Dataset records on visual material
════════

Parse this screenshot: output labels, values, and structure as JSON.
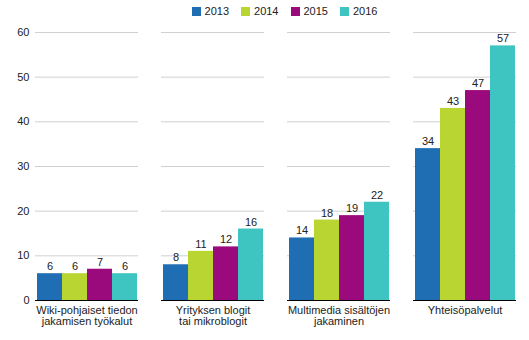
{
  "chart_data": {
    "type": "bar",
    "categories": [
      "Wiki-pohjaiset tiedon\njakamisen työkalut",
      "Yrityksen blogit\ntai mikroblogit",
      "Multimedia sisältöjen\njakaminen",
      "Yhteisöpalvelut"
    ],
    "series": [
      {
        "name": "2013",
        "color": "#1f6db3",
        "values": [
          6,
          8,
          14,
          34
        ]
      },
      {
        "name": "2014",
        "color": "#b9d531",
        "values": [
          6,
          11,
          18,
          43
        ]
      },
      {
        "name": "2015",
        "color": "#9b0a7c",
        "values": [
          7,
          12,
          19,
          47
        ]
      },
      {
        "name": "2016",
        "color": "#3ec4c1",
        "values": [
          6,
          16,
          22,
          57
        ]
      }
    ],
    "ylim": [
      0,
      60
    ],
    "yticks": [
      0,
      10,
      20,
      30,
      40,
      50,
      60
    ],
    "grid": true,
    "data_labels": true,
    "legend": "top"
  }
}
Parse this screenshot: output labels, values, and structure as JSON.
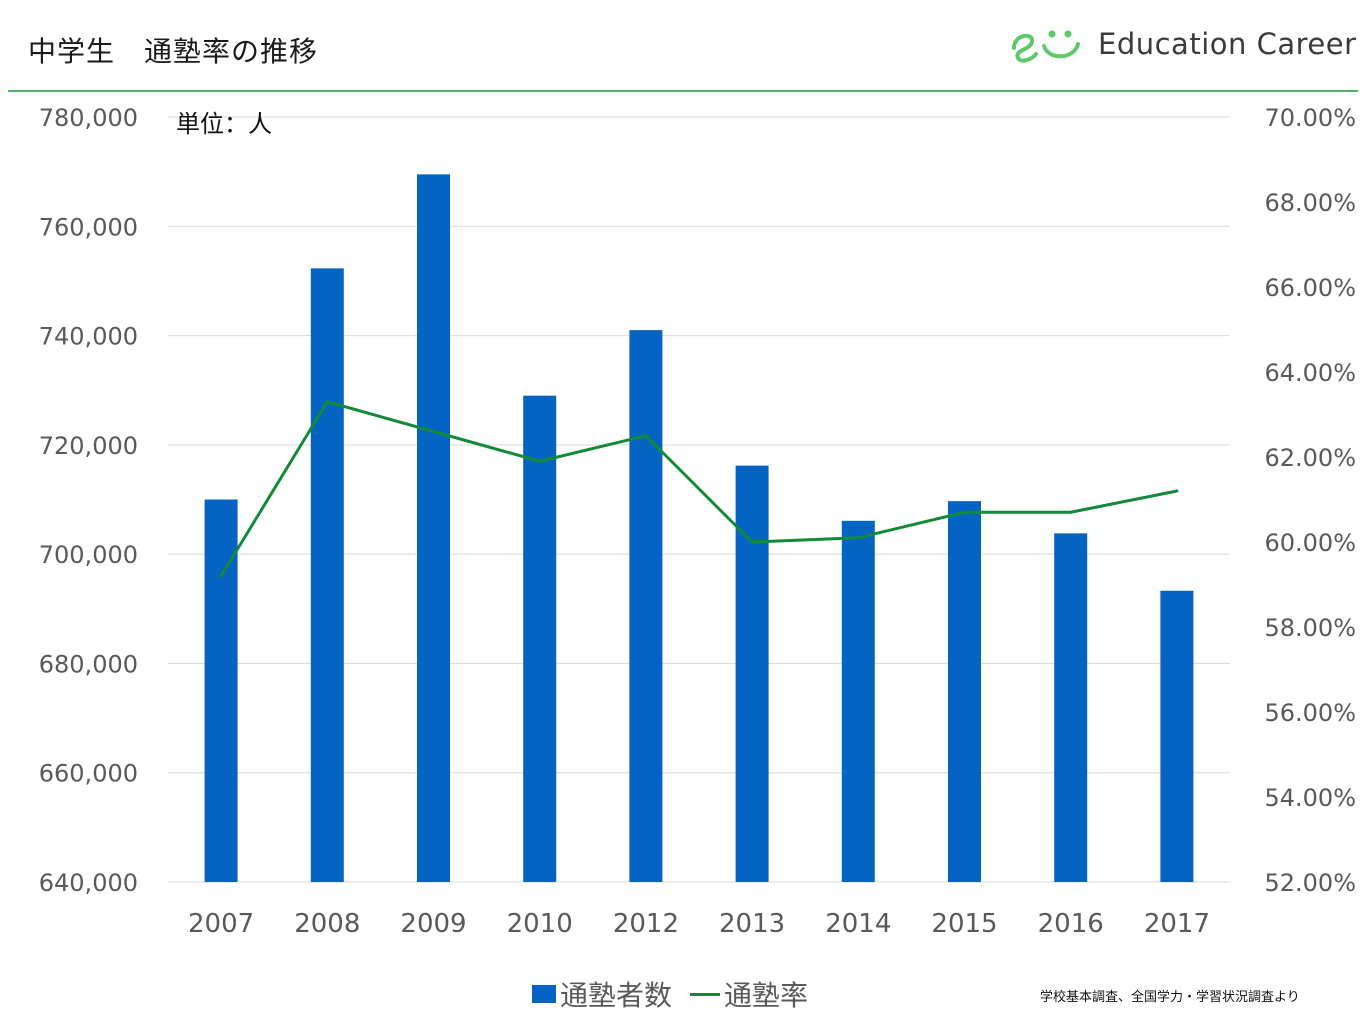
{
  "header": {
    "title": "中学生　通塾率の推移",
    "logo_text": "Education Career"
  },
  "unit_label": "単位：人",
  "legend": {
    "bar_label": "通塾者数",
    "line_label": "通塾率"
  },
  "source_note": "学校基本調査、全国学力・学習状況調査より",
  "colors": {
    "bar": "#0563c1",
    "line": "#13893a",
    "rule": "#4bb56a",
    "grid": "#d9d9d9"
  },
  "chart_data": {
    "type": "bar",
    "categories": [
      "2007",
      "2008",
      "2009",
      "2010",
      "2012",
      "2013",
      "2014",
      "2015",
      "2016",
      "2017"
    ],
    "series": [
      {
        "name": "通塾者数",
        "type": "bar",
        "axis": "left",
        "values": [
          710000,
          752300,
          769500,
          729000,
          741000,
          716200,
          706100,
          709700,
          703800,
          693300
        ]
      },
      {
        "name": "通塾率",
        "type": "line",
        "axis": "right",
        "values": [
          59.2,
          63.3,
          62.6,
          61.9,
          62.5,
          60.0,
          60.1,
          60.7,
          60.7,
          61.2
        ]
      }
    ],
    "left_axis": {
      "ylim": [
        640000,
        780000
      ],
      "ticks": [
        "640,000",
        "660,000",
        "680,000",
        "700,000",
        "720,000",
        "740,000",
        "760,000",
        "780,000"
      ]
    },
    "right_axis": {
      "ylim": [
        52,
        70
      ],
      "ticks": [
        "52.00%",
        "54.00%",
        "56.00%",
        "58.00%",
        "60.00%",
        "62.00%",
        "64.00%",
        "66.00%",
        "68.00%",
        "70.00%"
      ]
    },
    "grid": true,
    "legend_position": "bottom"
  }
}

════════

> **SHORT PROBLEM**
Each record above must be returned exactly as written, with its pictures omitted.

> **TASK RESPONSE**
Parse this screenshot: output labels, values, and structure as JSON.
{
  "chart_data": {
    "type": "bar",
    "categories": [
      "Wiki-pohjaiset tiedon\njakamisen työkalut",
      "Yrityksen blogit\ntai mikroblogit",
      "Multimedia sisältöjen\njakaminen",
      "Yhteisöpalvelut"
    ],
    "series": [
      {
        "name": "2013",
        "color": "#1f6db3",
        "values": [
          6,
          8,
          14,
          34
        ]
      },
      {
        "name": "2014",
        "color": "#b9d531",
        "values": [
          6,
          11,
          18,
          43
        ]
      },
      {
        "name": "2015",
        "color": "#9b0a7c",
        "values": [
          7,
          12,
          19,
          47
        ]
      },
      {
        "name": "2016",
        "color": "#3ec4c1",
        "values": [
          6,
          16,
          22,
          57
        ]
      }
    ],
    "ylim": [
      0,
      60
    ],
    "yticks": [
      0,
      10,
      20,
      30,
      40,
      50,
      60
    ],
    "grid": true,
    "data_labels": true,
    "legend": "top"
  }
}
Parse this screenshot: output labels, values, and structure as JSON.
{
  "header": {
    "title": "中学生　通塾率の推移",
    "logo_text": "Education Career"
  },
  "unit_label": "単位：人",
  "legend": {
    "bar_label": "通塾者数",
    "line_label": "通塾率"
  },
  "source_note": "学校基本調査、全国学力・学習状況調査より",
  "colors": {
    "bar": "#0563c1",
    "line": "#13893a",
    "rule": "#4bb56a",
    "grid": "#d9d9d9"
  },
  "chart_data": {
    "type": "bar",
    "categories": [
      "2007",
      "2008",
      "2009",
      "2010",
      "2012",
      "2013",
      "2014",
      "2015",
      "2016",
      "2017"
    ],
    "series": [
      {
        "name": "通塾者数",
        "type": "bar",
        "axis": "left",
        "values": [
          710000,
          752300,
          769500,
          729000,
          741000,
          716200,
          706100,
          709700,
          703800,
          693300
        ]
      },
      {
        "name": "通塾率",
        "type": "line",
        "axis": "right",
        "values": [
          59.2,
          63.3,
          62.6,
          61.9,
          62.5,
          60.0,
          60.1,
          60.7,
          60.7,
          61.2
        ]
      }
    ],
    "left_axis": {
      "ylim": [
        640000,
        780000
      ],
      "ticks": [
        "640,000",
        "660,000",
        "680,000",
        "700,000",
        "720,000",
        "740,000",
        "760,000",
        "780,000"
      ]
    },
    "right_axis": {
      "ylim": [
        52,
        70
      ],
      "ticks": [
        "52.00%",
        "54.00%",
        "56.00%",
        "58.00%",
        "60.00%",
        "62.00%",
        "64.00%",
        "66.00%",
        "68.00%",
        "70.00%"
      ]
    },
    "grid": true,
    "legend_position": "bottom"
  }
}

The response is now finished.